__Lesetext__
####
Nuriye Gülmen und Semih Özakça wehren sich gegen ihre Entlassung nach dem Putschversuch im Juli 2016. Sie sind nun bereits 215 Tage im Hungerstreik. Die Antwort der Regierung: Untersuchungshaft und Anklage wegen "Mitgliedschaft in einer terroristischen Vereinigung". Am 13.10. findet zur Unterstützung der Hungerstreikenden eine Kundgebung vor dem Haus der EU in Wien statt.

Am 14. September fand in Ankara der erste Prozesstag gegen die Universitätsdozentin Nuriye Gülmen und den Grundschullehrer Semih Özakça statt. Der Andrang vor dem Gerichtsgebäude war riesig. Die Polizei trieb hunderte Unterstützer vor dem Justizplalast auseinander. Laut Bericht der Tageszeitung "Der Standard" fanden sich allein über 200 Anwälte ein, die den Prozess beobachteten.
####
(Datensätze)
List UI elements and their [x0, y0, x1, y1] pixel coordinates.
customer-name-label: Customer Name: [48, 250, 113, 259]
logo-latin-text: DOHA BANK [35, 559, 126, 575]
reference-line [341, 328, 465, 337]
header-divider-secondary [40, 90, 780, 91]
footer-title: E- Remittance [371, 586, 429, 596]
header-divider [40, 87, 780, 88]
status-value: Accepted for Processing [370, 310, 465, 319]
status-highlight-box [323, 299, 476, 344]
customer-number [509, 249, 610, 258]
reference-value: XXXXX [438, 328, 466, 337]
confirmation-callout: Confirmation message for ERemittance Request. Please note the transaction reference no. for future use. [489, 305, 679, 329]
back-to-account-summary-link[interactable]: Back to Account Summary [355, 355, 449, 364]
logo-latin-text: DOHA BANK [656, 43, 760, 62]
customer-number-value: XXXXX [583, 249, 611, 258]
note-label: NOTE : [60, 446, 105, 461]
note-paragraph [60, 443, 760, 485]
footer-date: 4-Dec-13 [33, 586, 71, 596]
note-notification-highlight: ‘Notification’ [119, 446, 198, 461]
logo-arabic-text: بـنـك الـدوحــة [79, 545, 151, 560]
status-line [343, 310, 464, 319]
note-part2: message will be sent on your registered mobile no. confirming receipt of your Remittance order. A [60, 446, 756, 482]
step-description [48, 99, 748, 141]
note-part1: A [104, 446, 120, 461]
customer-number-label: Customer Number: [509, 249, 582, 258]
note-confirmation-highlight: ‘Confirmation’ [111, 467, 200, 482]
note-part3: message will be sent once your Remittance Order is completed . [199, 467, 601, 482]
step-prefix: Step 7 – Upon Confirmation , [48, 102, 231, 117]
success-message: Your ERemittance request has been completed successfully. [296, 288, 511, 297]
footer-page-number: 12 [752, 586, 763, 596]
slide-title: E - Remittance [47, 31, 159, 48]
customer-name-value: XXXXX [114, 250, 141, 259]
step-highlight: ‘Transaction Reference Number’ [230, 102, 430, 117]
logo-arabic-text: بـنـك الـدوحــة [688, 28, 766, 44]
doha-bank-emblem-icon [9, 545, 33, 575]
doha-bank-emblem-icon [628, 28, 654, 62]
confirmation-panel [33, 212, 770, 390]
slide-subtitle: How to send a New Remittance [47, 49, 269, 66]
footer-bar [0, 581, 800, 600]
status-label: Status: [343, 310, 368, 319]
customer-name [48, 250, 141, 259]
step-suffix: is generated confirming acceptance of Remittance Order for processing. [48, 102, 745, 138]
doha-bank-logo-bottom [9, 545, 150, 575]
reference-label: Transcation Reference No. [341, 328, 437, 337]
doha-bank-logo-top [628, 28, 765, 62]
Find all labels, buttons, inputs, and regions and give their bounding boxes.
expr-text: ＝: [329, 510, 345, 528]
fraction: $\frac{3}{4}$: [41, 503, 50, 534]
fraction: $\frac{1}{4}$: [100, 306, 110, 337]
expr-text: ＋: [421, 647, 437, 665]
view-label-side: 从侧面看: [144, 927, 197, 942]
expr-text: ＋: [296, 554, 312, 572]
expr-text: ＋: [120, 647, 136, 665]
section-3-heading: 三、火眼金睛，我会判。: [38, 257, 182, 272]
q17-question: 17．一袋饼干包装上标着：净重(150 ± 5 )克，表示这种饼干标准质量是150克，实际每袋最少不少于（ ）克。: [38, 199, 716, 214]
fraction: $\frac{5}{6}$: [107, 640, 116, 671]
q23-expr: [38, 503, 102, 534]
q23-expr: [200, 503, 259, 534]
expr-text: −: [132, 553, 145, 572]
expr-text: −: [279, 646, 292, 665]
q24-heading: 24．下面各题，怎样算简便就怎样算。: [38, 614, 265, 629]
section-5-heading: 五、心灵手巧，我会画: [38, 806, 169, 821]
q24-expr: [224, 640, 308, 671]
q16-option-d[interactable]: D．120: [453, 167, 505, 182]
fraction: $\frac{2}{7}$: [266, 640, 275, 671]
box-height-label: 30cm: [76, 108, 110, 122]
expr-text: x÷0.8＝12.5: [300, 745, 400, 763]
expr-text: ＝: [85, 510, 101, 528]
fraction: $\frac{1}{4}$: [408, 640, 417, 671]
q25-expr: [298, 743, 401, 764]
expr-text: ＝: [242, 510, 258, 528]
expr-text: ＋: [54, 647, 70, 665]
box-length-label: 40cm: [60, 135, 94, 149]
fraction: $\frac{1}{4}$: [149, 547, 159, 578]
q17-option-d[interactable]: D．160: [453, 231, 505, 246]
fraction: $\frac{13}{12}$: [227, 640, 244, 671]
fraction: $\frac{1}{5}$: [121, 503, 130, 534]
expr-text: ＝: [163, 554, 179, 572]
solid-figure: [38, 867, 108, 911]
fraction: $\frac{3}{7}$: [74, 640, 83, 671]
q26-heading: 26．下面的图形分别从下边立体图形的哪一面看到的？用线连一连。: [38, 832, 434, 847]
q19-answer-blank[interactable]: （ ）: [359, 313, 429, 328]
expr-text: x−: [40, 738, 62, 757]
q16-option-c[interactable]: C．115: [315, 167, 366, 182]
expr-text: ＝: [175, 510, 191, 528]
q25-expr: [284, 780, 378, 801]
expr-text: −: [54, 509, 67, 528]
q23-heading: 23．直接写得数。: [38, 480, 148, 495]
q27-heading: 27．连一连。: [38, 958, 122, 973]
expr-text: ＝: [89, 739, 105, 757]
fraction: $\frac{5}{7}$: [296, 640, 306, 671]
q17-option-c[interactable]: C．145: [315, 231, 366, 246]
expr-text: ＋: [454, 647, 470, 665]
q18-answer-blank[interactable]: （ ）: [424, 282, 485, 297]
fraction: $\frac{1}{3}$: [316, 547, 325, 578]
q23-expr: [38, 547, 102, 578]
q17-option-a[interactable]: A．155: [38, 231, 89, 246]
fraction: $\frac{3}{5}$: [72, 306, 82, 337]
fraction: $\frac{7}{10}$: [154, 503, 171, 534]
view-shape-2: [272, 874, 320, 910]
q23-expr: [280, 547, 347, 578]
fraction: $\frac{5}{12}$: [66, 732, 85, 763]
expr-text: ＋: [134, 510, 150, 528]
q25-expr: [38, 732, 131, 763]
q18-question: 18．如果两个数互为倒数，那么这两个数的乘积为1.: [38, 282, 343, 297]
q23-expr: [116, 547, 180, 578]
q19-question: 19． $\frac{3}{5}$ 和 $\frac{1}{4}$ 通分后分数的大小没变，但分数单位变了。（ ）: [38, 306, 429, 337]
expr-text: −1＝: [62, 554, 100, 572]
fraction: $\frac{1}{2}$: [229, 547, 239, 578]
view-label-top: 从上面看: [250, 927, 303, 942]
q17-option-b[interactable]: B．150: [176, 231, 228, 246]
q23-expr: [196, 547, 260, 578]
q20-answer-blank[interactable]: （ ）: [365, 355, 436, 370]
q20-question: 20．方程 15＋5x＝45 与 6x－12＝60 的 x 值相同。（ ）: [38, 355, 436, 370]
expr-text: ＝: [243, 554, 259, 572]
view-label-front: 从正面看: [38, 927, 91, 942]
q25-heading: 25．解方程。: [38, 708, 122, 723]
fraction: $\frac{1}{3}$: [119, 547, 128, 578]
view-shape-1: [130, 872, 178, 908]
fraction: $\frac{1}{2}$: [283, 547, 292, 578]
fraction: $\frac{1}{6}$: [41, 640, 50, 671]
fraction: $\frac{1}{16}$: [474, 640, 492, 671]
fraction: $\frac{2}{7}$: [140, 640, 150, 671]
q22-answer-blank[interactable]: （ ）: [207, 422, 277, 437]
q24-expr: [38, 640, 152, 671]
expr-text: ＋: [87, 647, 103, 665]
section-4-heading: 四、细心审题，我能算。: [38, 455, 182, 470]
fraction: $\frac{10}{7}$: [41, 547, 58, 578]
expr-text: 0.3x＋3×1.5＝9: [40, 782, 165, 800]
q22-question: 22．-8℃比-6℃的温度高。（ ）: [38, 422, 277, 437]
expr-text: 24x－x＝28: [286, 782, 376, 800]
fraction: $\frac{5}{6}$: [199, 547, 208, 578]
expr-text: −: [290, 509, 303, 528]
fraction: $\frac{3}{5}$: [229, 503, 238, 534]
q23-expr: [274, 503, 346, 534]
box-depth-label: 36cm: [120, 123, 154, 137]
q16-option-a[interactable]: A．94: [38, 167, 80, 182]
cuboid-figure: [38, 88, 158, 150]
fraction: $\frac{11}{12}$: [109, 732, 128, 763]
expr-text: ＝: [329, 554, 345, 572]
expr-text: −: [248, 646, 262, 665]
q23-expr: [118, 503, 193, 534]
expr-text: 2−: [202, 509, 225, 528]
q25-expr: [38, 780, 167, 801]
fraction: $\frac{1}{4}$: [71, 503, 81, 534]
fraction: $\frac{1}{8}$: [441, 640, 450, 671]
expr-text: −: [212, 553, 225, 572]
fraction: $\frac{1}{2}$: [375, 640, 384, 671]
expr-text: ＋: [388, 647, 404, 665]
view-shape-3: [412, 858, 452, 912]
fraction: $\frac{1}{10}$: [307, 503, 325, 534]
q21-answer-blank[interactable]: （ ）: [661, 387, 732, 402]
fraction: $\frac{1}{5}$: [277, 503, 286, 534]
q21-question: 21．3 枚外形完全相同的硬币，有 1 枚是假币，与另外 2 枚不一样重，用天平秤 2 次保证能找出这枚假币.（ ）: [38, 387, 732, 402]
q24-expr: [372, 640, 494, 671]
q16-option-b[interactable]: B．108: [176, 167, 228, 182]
####
__Aufgaben__
1/ Aktualisiere in den Datensätzen die Zeilen vom Anfang bis einschließlich der Zeile mit „note-part3: message will“, indem du „DOHA BANK“ überall durch „QATAR BANK“ ersetzt und alles andere unverändert lässt. Gib nur diese Zeilen aus.
2/ Führe den Text über den Prozess gegen Nuriye Gülmen und Semih Özakça nach seinem letzten Satz weiter.

__Erwartete Ausgaben__
1/
List UI elements and their [x0, y0, x1, y1] pixel coordinates.
customer-name-label: Customer Name: [48, 250, 113, 259]
logo-latin-text: QATAR BANK [35, 559, 126, 575]
reference-line [341, 328, 465, 337]
header-divider-secondary [40, 90, 780, 91]
footer-title: E- Remittance [371, 586, 429, 596]
header-divider [40, 87, 780, 88]
status-value: Accepted for Processing [370, 310, 465, 319]
status-highlight-box [323, 299, 476, 344]
customer-number [509, 249, 610, 258]
reference-value: XXXXX [438, 328, 466, 337]
confirmation-callout: Confirmation message for ERemittance Request. Please note the transaction reference no. for future use. [489, 305, 679, 329]
back-to-account-summary-link[interactable]: Back to Account Summary [355, 355, 449, 364]
logo-latin-text: QATAR BANK [656, 43, 760, 62]
customer-number-value: XXXXX [583, 249, 611, 258]
note-label: NOTE : [60, 446, 105, 461]
note-paragraph [60, 443, 760, 485]
footer-date: 4-Dec-13 [33, 586, 71, 596]
note-notification-highlight: ‘Notification’ [119, 446, 198, 461]
logo-arabic-text: بـنـك الـدوحــة [79, 545, 151, 560]
status-line [343, 310, 464, 319]
note-part2: message will be sent on your registered mobile no. confirming receipt of your Remittance order. A [60, 446, 756, 482]
step-description [48, 99, 748, 141]
note-part1: A [104, 446, 120, 461]
customer-number-label: Customer Number: [509, 249, 582, 258]
note-confirmation-highlight: ‘Confirmation’ [111, 467, 200, 482]
note-part3: message will be sent once your Remittance Order is completed . [199, 467, 601, 482]

2/
Bereits 140.000 Entlassungen

Gülmen und Özakça selbst durften am Prozess allerdings nicht teilnehmen. Offenbar wollte man keine Märtyrerbilder und begründete diese Entscheidung mit dem "Gesundheitszustand" der beiden. Von Seiten der Sicherheitsabteilung wurde zudem erklärt, dass das "Risiko von Provokationen und Flucht" zu hoch sei. Gülmen und Özakça traten nämlich, als Protest gegen ihre politisch motivierte Entlassung, am 9. März in einen Hungerstreik, und wurden wegen diesem Widerstand am 76. Tag ihres Hungerstreiks inhaftiert. Dies löste eine Landesweite Protestwelle aus. Denn nach dem Putschversuch wurden bereits über 140.000 Menschen aus dem Staatsdienst entfernt.

Ebenfalls verhaftet wurden – zwei Tage vor dem Prozess – nach Meldungen des Facebookportals "Anadolu Newsblog" und der "Plattform gegen Isolationshaft" nach heutigen Erkenntnissen mindestens 15 Anwälte und Anwältinnen der "Anwaltskanzlei des Volkes (HHB)", welche die beiden Angeklagten verteidigen wollten. Woraufhin sich mehr als 1.000 Anwälte bereit erklärten, diese Aufgabe zu übernehmen.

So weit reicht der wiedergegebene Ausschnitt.